## What you have to do
Retype the listing that follows, word for word.

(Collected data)
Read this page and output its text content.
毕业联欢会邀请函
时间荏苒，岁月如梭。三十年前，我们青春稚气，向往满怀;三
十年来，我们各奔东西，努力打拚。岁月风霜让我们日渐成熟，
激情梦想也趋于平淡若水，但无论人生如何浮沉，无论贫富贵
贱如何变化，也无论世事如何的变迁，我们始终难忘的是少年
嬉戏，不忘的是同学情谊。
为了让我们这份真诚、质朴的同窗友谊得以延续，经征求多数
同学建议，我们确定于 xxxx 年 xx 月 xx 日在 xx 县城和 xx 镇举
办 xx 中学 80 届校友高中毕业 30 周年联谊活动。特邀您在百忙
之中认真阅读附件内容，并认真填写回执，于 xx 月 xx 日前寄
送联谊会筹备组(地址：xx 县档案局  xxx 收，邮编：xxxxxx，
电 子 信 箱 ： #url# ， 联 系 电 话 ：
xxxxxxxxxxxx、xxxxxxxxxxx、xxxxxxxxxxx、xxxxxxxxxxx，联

## Solution to this exercise
Read this page and output its text content.
毕业联欢会邀请函
时间荏苒，岁月如梭。三十年前，我们青春稚气，向往满怀;三
十年来，我们各奔东西，努力打拚。岁月风霜让我们日渐成熟，
激情梦想也趋于平淡若水，但无论人生如何浮沉，无论贫富贵
贱如何变化，也无论世事如何的变迁，我们始终难忘的是少年
嬉戏，不忘的是同学情谊。
为了让我们这份真诚、质朴的同窗友谊得以延续，经征求多数
同学建议，我们确定于 xxxx 年 xx 月 xx 日在 xx 县城和 xx 镇举
办 xx 中学 80 届校友高中毕业 30 周年联谊活动。特邀您在百忙
之中认真阅读附件内容，并认真填写回执，于 xx 月 xx 日前寄
送联谊会筹备组(地址：xx 县档案局  xxx 收，邮编：xxxxxx，
电 子 信 箱 ： #url# ， 联 系 电 话 ：
xxxxxxxxxxxx、xxxxxxxxxxx、xxxxxxxxxxx、xxxxxxxxxxx，联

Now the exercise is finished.